▶ _Exercise_
Repeat all of the records verbatim.

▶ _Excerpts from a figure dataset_
---------------
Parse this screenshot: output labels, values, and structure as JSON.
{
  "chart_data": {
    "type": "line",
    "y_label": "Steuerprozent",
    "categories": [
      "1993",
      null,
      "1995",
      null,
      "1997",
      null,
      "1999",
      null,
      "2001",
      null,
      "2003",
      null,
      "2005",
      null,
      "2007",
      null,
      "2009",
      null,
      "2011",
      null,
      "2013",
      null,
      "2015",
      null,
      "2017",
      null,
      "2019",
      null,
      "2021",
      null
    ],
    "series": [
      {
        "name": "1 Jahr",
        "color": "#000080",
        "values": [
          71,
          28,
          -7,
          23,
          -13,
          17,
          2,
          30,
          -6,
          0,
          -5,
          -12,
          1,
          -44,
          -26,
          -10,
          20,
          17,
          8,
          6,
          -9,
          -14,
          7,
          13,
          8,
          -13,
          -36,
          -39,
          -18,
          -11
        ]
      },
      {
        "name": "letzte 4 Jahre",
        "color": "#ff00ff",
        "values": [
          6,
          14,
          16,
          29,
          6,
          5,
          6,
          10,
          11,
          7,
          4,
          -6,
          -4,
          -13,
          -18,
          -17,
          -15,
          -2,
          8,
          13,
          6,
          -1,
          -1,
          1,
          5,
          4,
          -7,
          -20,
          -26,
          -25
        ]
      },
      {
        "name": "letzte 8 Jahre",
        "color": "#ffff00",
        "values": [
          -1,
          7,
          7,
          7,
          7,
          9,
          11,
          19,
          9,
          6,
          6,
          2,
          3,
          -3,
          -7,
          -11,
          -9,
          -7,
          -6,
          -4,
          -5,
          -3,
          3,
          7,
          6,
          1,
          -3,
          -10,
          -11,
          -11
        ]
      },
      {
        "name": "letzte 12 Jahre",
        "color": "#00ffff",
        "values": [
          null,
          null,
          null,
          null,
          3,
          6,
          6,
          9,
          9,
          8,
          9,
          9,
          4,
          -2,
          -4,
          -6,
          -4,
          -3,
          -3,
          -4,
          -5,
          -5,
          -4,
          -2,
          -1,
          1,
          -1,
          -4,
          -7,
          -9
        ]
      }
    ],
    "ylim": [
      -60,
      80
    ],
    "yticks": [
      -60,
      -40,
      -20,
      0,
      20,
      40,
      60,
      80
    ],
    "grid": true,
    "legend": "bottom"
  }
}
---------------
▶ _Final result_
Parse this screenshot: output labels, values, and structure as JSON.
{
  "chart_data": {
    "type": "line",
    "y_label": "Steuerprozent",
    "categories": [
      "1993",
      null,
      "1995",
      null,
      "1997",
      null,
      "1999",
      null,
      "2001",
      null,
      "2003",
      null,
      "2005",
      null,
      "2007",
      null,
      "2009",
      null,
      "2011",
      null,
      "2013",
      null,
      "2015",
      null,
      "2017",
      null,
      "2019",
      null,
      "2021",
      null
    ],
    "series": [
      {
        "name": "1 Jahr",
        "color": "#000080",
        "values": [
          71,
          28,
          -7,
          23,
          -13,
          17,
          2,
          30,
          -6,
          0,
          -5,
          -12,
          1,
          -44,
          -26,
          -10,
          20,
          17,
          8,
          6,
          -9,
          -14,
          7,
          13,
          8,
          -13,
          -36,
          -39,
          -18,
          -11
        ]
      },
      {
        "name": "letzte 4 Jahre",
        "color": "#ff00ff",
        "values": [
          6,
          14,
          16,
          29,
          6,
          5,
          6,
          10,
          11,
          7,
          4,
          -6,
          -4,
          -13,
          -18,
          -17,
          -15,
          -2,
          8,
          13,
          6,
          -1,
          -1,
          1,
          5,
          4,
          -7,
          -20,
          -26,
          -25
        ]
      },
      {
        "name": "letzte 8 Jahre",
        "color": "#ffff00",
        "values": [
          -1,
          7,
          7,
          7,
          7,
          9,
          11,
          19,
          9,
          6,
          6,
          2,
          3,
          -3,
          -7,
          -11,
          -9,
          -7,
          -6,
          -4,
          -5,
          -3,
          3,
          7,
          6,
          1,
          -3,
          -10,
          -11,
          -11
        ]
      },
      {
        "name": "letzte 12 Jahre",
        "color": "#00ffff",
        "values": [
          null,
          null,
          null,
          null,
          3,
          6,
          6,
          9,
          9,
          8,
          9,
          9,
          4,
          -2,
          -4,
          -6,
          -4,
          -3,
          -3,
          -4,
          -5,
          -5,
          -4,
          -2,
          -1,
          1,
          -1,
          -4,
          -7,
          -9
        ]
      }
    ],
    "ylim": [
      -60,
      80
    ],
    "yticks": [
      -60,
      -40,
      -20,
      0,
      20,
      40,
      60,
      80
    ],
    "grid": true,
    "legend": "bottom"
  }
}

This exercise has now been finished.